§ **Given data**
— Start —

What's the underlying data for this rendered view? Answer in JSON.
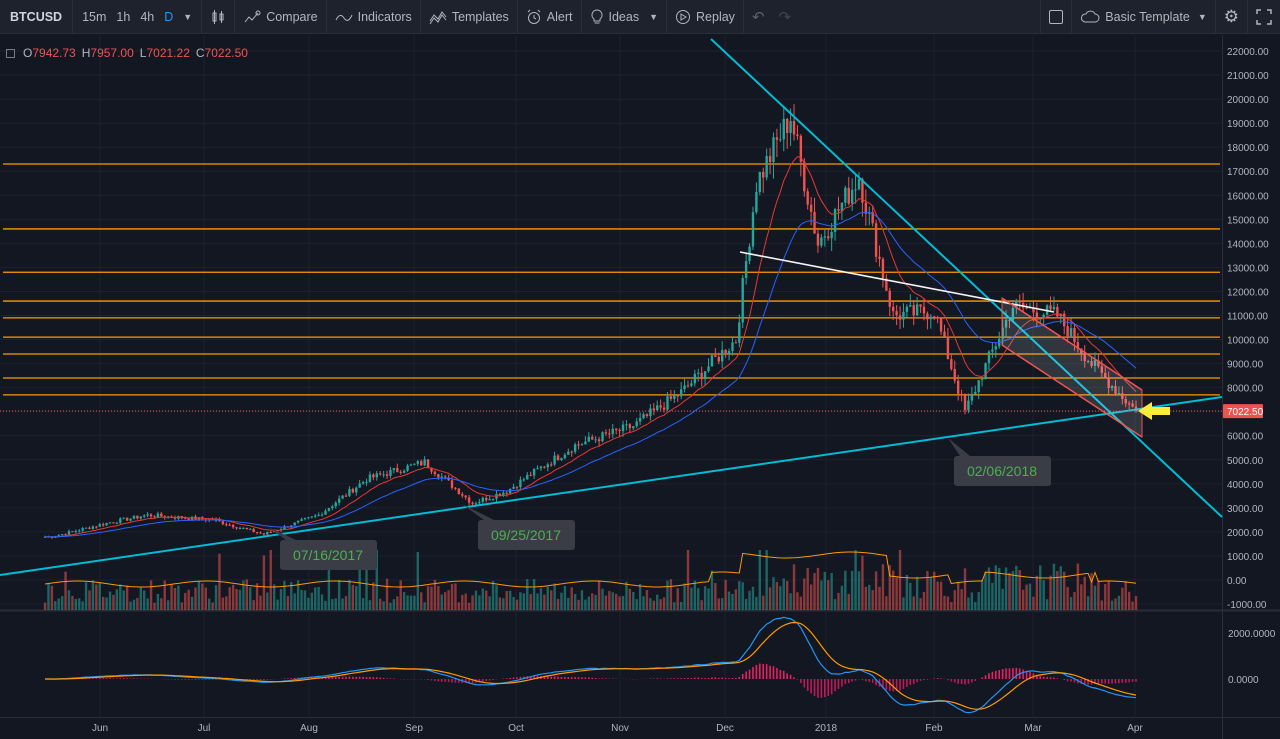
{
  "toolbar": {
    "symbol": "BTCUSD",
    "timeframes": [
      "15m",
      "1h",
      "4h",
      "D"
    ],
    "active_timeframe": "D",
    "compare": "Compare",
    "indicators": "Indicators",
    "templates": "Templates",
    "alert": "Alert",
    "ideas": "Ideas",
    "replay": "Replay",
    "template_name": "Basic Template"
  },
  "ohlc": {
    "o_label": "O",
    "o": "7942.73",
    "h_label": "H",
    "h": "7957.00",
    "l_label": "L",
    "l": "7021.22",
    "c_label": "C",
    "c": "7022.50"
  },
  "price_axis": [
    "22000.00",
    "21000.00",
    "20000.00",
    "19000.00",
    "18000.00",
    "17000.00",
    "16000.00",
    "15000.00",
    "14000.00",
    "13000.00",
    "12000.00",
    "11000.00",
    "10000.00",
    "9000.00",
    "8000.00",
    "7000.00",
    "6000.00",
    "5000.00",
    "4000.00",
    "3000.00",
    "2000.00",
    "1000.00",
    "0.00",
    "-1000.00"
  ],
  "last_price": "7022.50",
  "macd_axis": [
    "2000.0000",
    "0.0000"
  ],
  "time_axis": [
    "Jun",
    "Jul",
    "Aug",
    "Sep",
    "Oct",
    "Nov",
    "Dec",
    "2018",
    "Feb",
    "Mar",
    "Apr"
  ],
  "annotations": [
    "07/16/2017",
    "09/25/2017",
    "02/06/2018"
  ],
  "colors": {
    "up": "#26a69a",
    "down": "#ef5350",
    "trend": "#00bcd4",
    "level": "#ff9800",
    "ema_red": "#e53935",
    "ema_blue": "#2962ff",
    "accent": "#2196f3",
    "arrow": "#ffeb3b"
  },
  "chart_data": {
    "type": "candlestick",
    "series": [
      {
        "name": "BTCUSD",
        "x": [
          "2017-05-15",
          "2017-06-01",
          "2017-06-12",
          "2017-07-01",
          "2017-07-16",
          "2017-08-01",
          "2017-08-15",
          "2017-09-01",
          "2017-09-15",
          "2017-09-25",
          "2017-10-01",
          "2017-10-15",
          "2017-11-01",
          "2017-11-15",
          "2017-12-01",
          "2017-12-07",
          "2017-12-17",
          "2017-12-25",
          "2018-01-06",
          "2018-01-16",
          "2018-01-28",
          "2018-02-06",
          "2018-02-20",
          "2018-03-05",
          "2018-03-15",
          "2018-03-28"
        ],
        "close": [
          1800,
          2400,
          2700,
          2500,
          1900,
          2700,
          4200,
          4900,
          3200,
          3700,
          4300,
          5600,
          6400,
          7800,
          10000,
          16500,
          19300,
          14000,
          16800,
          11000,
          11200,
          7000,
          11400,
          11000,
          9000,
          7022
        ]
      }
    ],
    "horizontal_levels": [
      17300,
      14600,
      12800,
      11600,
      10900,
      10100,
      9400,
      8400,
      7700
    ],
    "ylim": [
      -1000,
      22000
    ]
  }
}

— End —

§ **Task prompt**
What comes back should match the records exactly, minus any pictures.

§ **Result**
What's the underlying data for this rendered view? Answer in JSON.
{
  "toolbar": {
    "symbol": "BTCUSD",
    "timeframes": [
      "15m",
      "1h",
      "4h",
      "D"
    ],
    "active_timeframe": "D",
    "compare": "Compare",
    "indicators": "Indicators",
    "templates": "Templates",
    "alert": "Alert",
    "ideas": "Ideas",
    "replay": "Replay",
    "template_name": "Basic Template"
  },
  "ohlc": {
    "o_label": "O",
    "o": "7942.73",
    "h_label": "H",
    "h": "7957.00",
    "l_label": "L",
    "l": "7021.22",
    "c_label": "C",
    "c": "7022.50"
  },
  "price_axis": [
    "22000.00",
    "21000.00",
    "20000.00",
    "19000.00",
    "18000.00",
    "17000.00",
    "16000.00",
    "15000.00",
    "14000.00",
    "13000.00",
    "12000.00",
    "11000.00",
    "10000.00",
    "9000.00",
    "8000.00",
    "7000.00",
    "6000.00",
    "5000.00",
    "4000.00",
    "3000.00",
    "2000.00",
    "1000.00",
    "0.00",
    "-1000.00"
  ],
  "last_price": "7022.50",
  "macd_axis": [
    "2000.0000",
    "0.0000"
  ],
  "time_axis": [
    "Jun",
    "Jul",
    "Aug",
    "Sep",
    "Oct",
    "Nov",
    "Dec",
    "2018",
    "Feb",
    "Mar",
    "Apr"
  ],
  "annotations": [
    "07/16/2017",
    "09/25/2017",
    "02/06/2018"
  ],
  "colors": {
    "up": "#26a69a",
    "down": "#ef5350",
    "trend": "#00bcd4",
    "level": "#ff9800",
    "ema_red": "#e53935",
    "ema_blue": "#2962ff",
    "accent": "#2196f3",
    "arrow": "#ffeb3b"
  },
  "chart_data": {
    "type": "candlestick",
    "series": [
      {
        "name": "BTCUSD",
        "x": [
          "2017-05-15",
          "2017-06-01",
          "2017-06-12",
          "2017-07-01",
          "2017-07-16",
          "2017-08-01",
          "2017-08-15",
          "2017-09-01",
          "2017-09-15",
          "2017-09-25",
          "2017-10-01",
          "2017-10-15",
          "2017-11-01",
          "2017-11-15",
          "2017-12-01",
          "2017-12-07",
          "2017-12-17",
          "2017-12-25",
          "2018-01-06",
          "2018-01-16",
          "2018-01-28",
          "2018-02-06",
          "2018-02-20",
          "2018-03-05",
          "2018-03-15",
          "2018-03-28"
        ],
        "close": [
          1800,
          2400,
          2700,
          2500,
          1900,
          2700,
          4200,
          4900,
          3200,
          3700,
          4300,
          5600,
          6400,
          7800,
          10000,
          16500,
          19300,
          14000,
          16800,
          11000,
          11200,
          7000,
          11400,
          11000,
          9000,
          7022
        ]
      }
    ],
    "horizontal_levels": [
      17300,
      14600,
      12800,
      11600,
      10900,
      10100,
      9400,
      8400,
      7700
    ],
    "ylim": [
      -1000,
      22000
    ]
  }
}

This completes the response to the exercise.